BEGIN Document
$SPY$
Pressure on the broad market remains significant ahead of the January 16th monthly options expiration, exerting a dampening effect across various sectors. Overall, the outlook remains bullish after this week. However, this week SPY is likely to pull back towards 680, probably closing within the 680-690 range.
Notably, during Tuesday's session, someone opened a large position buying 20,000 contracts of the January 23rd expiry VXX 30.5 call $VXX 20260123 30.5 CALL$ , with a notional value of approximately $700,000. The timing of the order was exceptionally precise.
$NVDA$
I'm now convinced that the volatility during the January monthly options expiration week is more unpredictable than during a regular triple witching week. After failing to break 190 during Tuesday's session, the price pulled back. A sizable bearish order was placed, buying the January 23rd expiry 177.5 put $NVDA 20260123 177.5 PUT$ . It's advisable to watch the timing of its closure.
Overall, based on put option activity, 180 remains a fiercely defended level.
END Document
BEGIN Records for processing
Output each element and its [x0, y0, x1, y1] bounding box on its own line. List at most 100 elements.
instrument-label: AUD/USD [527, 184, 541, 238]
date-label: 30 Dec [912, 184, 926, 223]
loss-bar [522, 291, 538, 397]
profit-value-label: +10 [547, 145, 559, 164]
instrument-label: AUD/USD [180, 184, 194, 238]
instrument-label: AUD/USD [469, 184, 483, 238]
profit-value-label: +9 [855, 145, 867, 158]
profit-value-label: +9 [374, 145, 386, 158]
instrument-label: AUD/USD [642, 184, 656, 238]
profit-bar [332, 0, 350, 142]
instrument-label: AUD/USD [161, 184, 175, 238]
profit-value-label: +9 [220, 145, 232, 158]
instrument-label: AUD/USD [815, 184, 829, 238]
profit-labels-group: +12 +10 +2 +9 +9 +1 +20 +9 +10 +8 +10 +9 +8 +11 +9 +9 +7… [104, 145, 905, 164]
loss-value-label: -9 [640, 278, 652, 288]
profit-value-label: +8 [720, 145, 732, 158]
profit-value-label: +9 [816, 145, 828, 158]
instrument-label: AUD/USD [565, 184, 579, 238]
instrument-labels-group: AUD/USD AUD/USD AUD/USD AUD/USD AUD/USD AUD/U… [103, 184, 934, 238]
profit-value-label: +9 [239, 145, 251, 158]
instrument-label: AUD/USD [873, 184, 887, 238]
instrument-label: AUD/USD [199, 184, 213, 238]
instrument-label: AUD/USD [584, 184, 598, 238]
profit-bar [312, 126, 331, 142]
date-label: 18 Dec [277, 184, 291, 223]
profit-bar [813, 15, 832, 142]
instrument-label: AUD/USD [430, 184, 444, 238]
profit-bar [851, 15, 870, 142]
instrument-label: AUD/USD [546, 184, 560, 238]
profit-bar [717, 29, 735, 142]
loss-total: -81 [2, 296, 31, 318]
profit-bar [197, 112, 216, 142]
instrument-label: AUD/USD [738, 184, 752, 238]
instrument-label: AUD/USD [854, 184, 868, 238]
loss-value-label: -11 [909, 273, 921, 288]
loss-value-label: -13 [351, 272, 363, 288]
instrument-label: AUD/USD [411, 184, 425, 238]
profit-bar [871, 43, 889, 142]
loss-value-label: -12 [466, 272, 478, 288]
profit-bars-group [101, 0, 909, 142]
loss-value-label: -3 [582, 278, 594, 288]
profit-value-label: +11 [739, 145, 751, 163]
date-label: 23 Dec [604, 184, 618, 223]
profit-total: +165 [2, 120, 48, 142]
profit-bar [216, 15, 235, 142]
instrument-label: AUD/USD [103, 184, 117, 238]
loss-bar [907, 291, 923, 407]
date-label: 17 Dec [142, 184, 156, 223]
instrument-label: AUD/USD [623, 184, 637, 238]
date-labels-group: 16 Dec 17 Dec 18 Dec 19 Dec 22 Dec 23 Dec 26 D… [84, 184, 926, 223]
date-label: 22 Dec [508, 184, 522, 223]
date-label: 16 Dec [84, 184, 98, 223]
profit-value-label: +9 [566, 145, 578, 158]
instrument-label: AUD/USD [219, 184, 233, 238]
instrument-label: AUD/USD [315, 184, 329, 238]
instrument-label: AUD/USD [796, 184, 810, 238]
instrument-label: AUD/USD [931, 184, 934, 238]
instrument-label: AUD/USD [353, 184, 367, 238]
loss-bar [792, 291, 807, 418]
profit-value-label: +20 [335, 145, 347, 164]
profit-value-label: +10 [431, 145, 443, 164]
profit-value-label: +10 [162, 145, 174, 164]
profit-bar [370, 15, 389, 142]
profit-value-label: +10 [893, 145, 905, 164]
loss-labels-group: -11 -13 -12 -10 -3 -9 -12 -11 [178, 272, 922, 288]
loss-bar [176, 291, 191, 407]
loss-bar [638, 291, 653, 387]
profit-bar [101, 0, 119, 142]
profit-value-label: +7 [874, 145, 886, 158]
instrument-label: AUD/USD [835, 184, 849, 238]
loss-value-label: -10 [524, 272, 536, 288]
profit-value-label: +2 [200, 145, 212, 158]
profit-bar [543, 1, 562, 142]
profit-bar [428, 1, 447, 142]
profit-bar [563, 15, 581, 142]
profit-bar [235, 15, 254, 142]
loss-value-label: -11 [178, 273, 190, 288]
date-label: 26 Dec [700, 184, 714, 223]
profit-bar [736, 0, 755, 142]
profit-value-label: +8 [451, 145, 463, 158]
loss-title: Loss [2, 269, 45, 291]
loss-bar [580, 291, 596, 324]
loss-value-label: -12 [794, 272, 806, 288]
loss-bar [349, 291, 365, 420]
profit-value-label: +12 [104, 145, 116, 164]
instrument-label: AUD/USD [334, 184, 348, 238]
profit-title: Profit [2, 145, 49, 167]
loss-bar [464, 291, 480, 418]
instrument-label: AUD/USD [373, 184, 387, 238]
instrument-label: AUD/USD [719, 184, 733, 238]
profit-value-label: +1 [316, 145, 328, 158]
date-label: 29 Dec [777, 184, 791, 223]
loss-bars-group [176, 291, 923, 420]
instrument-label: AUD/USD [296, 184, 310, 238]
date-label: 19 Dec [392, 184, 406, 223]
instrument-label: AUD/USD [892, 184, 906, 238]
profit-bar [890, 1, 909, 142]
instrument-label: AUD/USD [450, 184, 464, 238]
END Records for processing
§ Requirements
[A] Starting at the beginning of the listing and ending at the line that contains "profit-bar [813, 15, 832, 142]", write those lines out again with "AUD/USD" replaced by "EUR/USD" and nothing else changed.
[B] Extend the options market commentary past the point where it stops.
The market commentary and the listing have no connection to each other.

§ Exercise results
[A]
Output each element and its [x0, y0, x1, y1] bounding box on its own line. List at most 100 elements.
instrument-label: EUR/USD [527, 184, 541, 238]
date-label: 30 Dec [912, 184, 926, 223]
loss-bar [522, 291, 538, 397]
profit-value-label: +10 [547, 145, 559, 164]
instrument-label: EUR/USD [180, 184, 194, 238]
instrument-label: EUR/USD [469, 184, 483, 238]
profit-value-label: +9 [855, 145, 867, 158]
profit-value-label: +9 [374, 145, 386, 158]
instrument-label: EUR/USD [642, 184, 656, 238]
profit-bar [332, 0, 350, 142]
instrument-label: EUR/USD [161, 184, 175, 238]
profit-value-label: +9 [220, 145, 232, 158]
instrument-label: EUR/USD [815, 184, 829, 238]
profit-labels-group: +12 +10 +2 +9 +9 +1 +20 +9 +10 +8 +10 +9 +8 +11 +9 +9 +7… [104, 145, 905, 164]
loss-value-label: -9 [640, 278, 652, 288]
profit-value-label: +8 [720, 145, 732, 158]
profit-value-label: +9 [816, 145, 828, 158]
instrument-label: EUR/USD [565, 184, 579, 238]
instrument-labels-group: EUR/USD EUR/USD EUR/USD EUR/USD EUR/USD AUD/U… [103, 184, 934, 238]
profit-value-label: +9 [239, 145, 251, 158]
instrument-label: EUR/USD [873, 184, 887, 238]
instrument-label: EUR/USD [199, 184, 213, 238]
instrument-label: EUR/USD [584, 184, 598, 238]
profit-bar [312, 126, 331, 142]
date-label: 18 Dec [277, 184, 291, 223]
profit-bar [813, 15, 832, 142]

[B]
$TSLA$
Currently, it appears Tesla will staunchly defend the 440-445 range over the next couple of months. Consider selling puts on dips: $TSLA 20260116 425.0 PUT$
$INTC$
The large order for the $INTC 20260618 60.0 CALL$ saw an additional 7,313 contracts opened at Tuesday's open, with the majority of the trades being buys.
$SLV$
Difficult to assess. The stock price is far ahead of the option positioning. Currently, 80 appears to be the new anchoring point, with significant straddle positions opened at this level.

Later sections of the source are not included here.